State the count of lines below in which the word "comparative" appears, and add nothing.
*** DATA RECORDS
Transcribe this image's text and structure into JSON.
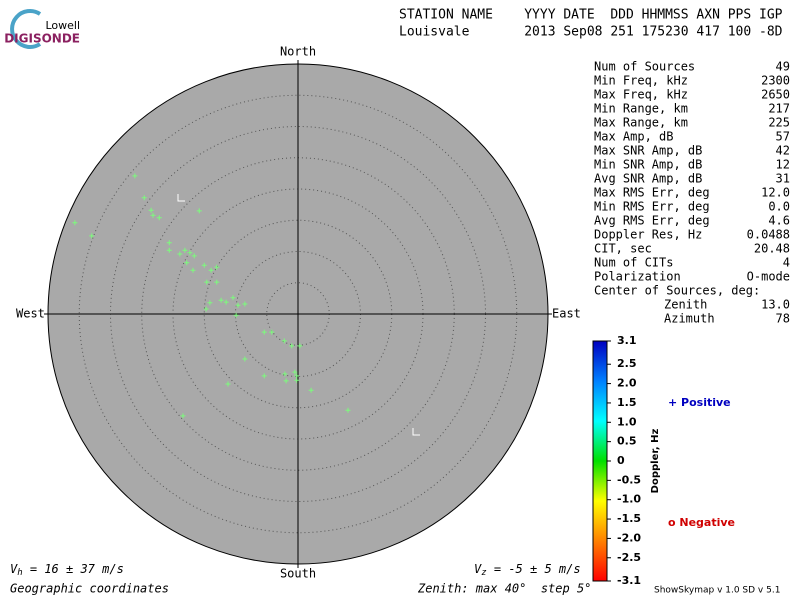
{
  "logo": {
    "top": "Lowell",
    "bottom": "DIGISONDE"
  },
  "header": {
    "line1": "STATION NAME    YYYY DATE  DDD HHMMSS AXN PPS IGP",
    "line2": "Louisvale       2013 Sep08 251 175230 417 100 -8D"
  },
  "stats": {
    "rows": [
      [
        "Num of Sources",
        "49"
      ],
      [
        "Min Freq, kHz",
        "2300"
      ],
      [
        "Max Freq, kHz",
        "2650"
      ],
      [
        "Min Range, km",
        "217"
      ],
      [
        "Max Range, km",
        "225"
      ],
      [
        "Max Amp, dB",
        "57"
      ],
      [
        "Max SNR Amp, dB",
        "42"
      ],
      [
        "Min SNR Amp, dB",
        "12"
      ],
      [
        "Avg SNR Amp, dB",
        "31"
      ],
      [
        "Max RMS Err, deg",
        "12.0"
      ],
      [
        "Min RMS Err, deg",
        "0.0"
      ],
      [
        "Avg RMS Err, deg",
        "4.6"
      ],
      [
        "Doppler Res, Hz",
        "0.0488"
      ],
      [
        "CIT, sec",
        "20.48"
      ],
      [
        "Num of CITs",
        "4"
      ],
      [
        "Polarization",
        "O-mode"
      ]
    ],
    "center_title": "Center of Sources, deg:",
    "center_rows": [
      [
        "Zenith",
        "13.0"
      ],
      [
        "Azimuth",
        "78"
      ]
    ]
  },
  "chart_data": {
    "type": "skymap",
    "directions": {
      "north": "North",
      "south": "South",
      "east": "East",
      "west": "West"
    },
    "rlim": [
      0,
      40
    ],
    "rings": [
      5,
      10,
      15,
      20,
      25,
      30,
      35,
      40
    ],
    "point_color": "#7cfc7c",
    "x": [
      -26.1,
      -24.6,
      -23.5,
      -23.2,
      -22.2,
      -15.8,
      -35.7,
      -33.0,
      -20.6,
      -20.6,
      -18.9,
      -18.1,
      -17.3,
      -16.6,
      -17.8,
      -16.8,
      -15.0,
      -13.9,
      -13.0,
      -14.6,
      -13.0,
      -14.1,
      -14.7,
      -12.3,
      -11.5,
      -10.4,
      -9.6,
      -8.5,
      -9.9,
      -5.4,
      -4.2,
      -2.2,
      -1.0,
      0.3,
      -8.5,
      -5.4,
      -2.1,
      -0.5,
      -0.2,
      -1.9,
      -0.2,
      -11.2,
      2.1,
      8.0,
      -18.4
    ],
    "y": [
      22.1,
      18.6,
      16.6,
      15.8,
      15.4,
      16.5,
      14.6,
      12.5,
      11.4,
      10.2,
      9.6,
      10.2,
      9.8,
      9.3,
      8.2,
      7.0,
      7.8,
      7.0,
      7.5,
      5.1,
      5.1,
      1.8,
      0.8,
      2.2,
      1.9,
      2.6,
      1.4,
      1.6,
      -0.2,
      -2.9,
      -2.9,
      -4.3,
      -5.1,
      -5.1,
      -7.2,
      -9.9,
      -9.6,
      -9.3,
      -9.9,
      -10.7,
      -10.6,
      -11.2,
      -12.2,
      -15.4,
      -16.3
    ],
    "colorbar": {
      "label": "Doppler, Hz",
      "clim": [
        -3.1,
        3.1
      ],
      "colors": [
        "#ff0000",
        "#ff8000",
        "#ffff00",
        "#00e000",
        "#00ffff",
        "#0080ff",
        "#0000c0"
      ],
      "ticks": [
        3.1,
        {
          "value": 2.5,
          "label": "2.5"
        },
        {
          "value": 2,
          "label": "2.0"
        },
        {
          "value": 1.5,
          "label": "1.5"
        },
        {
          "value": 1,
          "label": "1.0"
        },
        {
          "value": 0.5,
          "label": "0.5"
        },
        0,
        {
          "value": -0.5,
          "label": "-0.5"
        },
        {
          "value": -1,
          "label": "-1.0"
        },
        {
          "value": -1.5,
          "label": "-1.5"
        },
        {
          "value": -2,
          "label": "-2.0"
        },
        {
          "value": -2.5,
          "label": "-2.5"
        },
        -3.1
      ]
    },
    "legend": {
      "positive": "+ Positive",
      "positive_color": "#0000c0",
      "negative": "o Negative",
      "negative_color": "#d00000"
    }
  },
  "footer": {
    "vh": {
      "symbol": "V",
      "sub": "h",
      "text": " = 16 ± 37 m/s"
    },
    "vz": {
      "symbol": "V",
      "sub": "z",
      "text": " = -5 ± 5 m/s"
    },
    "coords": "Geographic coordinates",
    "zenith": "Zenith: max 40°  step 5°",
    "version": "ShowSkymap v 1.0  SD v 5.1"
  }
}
******
*** DATA RECORDS
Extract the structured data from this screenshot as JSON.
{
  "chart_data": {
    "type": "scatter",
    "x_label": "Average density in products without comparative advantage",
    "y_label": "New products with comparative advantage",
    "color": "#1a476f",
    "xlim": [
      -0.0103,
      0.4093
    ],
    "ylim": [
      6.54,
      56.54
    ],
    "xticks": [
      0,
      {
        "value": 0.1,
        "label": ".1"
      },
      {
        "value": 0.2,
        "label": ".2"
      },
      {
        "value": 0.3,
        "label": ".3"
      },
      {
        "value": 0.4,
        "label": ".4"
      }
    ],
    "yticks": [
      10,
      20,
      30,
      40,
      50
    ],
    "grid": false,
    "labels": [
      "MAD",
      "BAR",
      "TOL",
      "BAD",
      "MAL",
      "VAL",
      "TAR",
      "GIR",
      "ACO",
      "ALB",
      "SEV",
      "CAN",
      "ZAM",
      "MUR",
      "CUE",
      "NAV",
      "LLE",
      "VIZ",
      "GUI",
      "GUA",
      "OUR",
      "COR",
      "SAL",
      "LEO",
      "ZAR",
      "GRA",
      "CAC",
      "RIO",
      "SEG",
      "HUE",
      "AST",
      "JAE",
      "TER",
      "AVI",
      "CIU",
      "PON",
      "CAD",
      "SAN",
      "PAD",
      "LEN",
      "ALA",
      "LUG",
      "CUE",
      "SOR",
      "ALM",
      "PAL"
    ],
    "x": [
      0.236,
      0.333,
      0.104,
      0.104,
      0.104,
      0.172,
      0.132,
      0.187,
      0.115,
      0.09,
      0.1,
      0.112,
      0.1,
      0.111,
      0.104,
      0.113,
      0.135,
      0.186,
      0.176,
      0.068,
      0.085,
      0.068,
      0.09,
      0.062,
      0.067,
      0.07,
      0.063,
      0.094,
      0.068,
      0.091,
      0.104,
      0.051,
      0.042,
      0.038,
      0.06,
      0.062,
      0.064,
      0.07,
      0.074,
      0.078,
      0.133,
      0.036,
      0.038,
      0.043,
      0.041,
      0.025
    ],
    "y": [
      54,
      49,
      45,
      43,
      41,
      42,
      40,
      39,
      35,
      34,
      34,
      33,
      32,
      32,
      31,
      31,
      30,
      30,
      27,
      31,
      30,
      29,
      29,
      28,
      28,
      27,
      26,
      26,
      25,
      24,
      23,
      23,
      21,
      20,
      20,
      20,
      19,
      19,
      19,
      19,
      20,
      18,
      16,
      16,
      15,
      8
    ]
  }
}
******
ANSWER BELOW: 2